● TASK INSTRUCTIONS: Whenever a line contains the string "this", copy it out of the entries.

======== DATA SHOWN ========

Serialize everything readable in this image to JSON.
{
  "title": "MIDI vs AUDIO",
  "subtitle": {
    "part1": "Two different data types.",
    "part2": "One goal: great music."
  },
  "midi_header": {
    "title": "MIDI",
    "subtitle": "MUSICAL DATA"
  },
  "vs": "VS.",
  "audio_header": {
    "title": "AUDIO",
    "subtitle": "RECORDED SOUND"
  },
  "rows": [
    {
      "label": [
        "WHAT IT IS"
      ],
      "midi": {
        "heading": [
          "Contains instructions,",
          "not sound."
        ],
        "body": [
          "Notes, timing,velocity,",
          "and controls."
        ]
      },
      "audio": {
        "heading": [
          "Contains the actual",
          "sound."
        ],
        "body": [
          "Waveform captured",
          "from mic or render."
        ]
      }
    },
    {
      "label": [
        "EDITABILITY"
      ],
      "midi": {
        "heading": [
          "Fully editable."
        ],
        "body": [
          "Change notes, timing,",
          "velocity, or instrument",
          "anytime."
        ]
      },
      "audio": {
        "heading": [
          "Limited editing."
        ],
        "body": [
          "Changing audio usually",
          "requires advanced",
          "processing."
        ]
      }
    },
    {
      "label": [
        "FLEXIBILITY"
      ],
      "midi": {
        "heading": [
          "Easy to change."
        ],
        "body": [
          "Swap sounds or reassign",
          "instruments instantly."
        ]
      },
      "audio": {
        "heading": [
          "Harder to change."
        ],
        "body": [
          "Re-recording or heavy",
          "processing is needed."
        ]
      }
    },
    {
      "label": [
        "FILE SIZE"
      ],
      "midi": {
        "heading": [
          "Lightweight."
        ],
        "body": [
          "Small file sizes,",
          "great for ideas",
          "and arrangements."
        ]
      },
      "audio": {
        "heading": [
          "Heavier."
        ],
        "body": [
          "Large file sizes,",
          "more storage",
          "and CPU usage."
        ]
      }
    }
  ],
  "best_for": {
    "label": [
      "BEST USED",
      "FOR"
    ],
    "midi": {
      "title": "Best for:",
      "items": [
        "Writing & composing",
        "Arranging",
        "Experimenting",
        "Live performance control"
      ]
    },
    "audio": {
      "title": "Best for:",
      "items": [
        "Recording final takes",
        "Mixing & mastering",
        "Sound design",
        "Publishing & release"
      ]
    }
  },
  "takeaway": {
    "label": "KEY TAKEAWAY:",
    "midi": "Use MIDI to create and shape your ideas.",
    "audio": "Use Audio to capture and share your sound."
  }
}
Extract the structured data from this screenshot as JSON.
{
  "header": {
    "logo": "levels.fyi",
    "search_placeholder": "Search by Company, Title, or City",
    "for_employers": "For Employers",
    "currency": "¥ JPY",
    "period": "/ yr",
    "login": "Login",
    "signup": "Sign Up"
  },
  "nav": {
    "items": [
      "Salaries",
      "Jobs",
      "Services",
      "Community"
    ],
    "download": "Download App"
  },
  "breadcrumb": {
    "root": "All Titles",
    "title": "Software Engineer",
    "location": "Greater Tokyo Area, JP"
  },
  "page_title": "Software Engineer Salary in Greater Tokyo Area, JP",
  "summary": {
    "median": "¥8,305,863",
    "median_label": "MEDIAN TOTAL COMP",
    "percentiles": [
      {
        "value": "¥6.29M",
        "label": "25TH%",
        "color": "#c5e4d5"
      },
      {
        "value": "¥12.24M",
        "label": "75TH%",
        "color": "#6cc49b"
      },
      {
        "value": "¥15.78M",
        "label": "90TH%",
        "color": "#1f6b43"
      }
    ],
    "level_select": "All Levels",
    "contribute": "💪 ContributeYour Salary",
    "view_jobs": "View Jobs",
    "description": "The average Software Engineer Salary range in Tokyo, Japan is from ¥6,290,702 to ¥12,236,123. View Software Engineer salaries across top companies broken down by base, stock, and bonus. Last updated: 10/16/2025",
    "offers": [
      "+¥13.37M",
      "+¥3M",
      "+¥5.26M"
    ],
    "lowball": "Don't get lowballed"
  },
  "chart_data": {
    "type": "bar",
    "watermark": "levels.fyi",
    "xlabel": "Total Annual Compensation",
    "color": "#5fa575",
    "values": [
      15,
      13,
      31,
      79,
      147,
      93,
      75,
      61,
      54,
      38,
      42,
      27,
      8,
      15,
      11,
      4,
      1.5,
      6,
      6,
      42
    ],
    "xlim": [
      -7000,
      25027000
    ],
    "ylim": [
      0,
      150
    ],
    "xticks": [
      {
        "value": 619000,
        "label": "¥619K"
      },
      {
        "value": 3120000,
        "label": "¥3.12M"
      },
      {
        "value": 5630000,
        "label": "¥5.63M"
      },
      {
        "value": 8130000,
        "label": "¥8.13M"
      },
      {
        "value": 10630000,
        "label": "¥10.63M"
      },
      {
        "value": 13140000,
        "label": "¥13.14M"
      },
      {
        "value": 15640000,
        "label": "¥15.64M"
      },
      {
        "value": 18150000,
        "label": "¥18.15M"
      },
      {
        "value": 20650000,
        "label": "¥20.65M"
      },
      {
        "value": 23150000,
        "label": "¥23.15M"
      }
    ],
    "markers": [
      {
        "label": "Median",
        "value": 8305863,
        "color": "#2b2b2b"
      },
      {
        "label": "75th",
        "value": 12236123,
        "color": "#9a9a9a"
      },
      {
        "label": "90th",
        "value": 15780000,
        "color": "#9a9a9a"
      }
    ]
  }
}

========

● ANSWER TO THE TASK:
Serialize everything readable in this image to JSON.
Extract the structured data from this screenshot as JSON.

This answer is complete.